*** Dataset records
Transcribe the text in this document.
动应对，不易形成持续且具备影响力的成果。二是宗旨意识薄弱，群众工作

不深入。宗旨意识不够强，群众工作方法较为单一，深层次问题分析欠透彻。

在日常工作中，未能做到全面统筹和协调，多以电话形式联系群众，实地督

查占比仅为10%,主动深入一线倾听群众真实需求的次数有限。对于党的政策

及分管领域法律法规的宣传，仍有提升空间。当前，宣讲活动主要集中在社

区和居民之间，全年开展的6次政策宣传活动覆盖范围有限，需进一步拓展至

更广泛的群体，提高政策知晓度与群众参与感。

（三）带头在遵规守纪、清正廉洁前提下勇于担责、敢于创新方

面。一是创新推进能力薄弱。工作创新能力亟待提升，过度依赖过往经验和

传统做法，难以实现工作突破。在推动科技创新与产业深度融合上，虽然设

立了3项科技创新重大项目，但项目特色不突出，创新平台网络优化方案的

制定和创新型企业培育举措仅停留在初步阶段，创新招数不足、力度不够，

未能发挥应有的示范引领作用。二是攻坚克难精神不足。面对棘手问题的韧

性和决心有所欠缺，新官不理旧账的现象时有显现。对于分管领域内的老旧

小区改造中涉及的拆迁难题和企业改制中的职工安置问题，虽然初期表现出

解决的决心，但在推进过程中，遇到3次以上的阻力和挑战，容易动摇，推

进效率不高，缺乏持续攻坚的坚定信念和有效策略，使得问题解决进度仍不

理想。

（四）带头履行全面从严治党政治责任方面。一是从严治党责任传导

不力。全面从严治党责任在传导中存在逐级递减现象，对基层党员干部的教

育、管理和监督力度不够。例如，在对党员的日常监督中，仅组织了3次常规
******
◆ What is needed ◆
Reproduce the material above exactly; please quote every line of it.

◆ The solution ◆
Transcribe the text in this document.
动应对，不易形成持续且具备影响力的成果。二是宗旨意识薄弱，群众工作

不深入。宗旨意识不够强，群众工作方法较为单一，深层次问题分析欠透彻。

在日常工作中，未能做到全面统筹和协调，多以电话形式联系群众，实地督

查占比仅为10%,主动深入一线倾听群众真实需求的次数有限。对于党的政策

及分管领域法律法规的宣传，仍有提升空间。当前，宣讲活动主要集中在社

区和居民之间，全年开展的6次政策宣传活动覆盖范围有限，需进一步拓展至

更广泛的群体，提高政策知晓度与群众参与感。

（三）带头在遵规守纪、清正廉洁前提下勇于担责、敢于创新方

面。一是创新推进能力薄弱。工作创新能力亟待提升，过度依赖过往经验和

传统做法，难以实现工作突破。在推动科技创新与产业深度融合上，虽然设

立了3项科技创新重大项目，但项目特色不突出，创新平台网络优化方案的

制定和创新型企业培育举措仅停留在初步阶段，创新招数不足、力度不够，

未能发挥应有的示范引领作用。二是攻坚克难精神不足。面对棘手问题的韧

性和决心有所欠缺，新官不理旧账的现象时有显现。对于分管领域内的老旧

小区改造中涉及的拆迁难题和企业改制中的职工安置问题，虽然初期表现出

解决的决心，但在推进过程中，遇到3次以上的阻力和挑战，容易动摇，推

进效率不高，缺乏持续攻坚的坚定信念和有效策略，使得问题解决进度仍不

理想。

（四）带头履行全面从严治党政治责任方面。一是从严治党责任传导

不力。全面从严治党责任在传导中存在逐级递减现象，对基层党员干部的教

育、管理和监督力度不够。例如，在对党员的日常监督中，仅组织了3次常规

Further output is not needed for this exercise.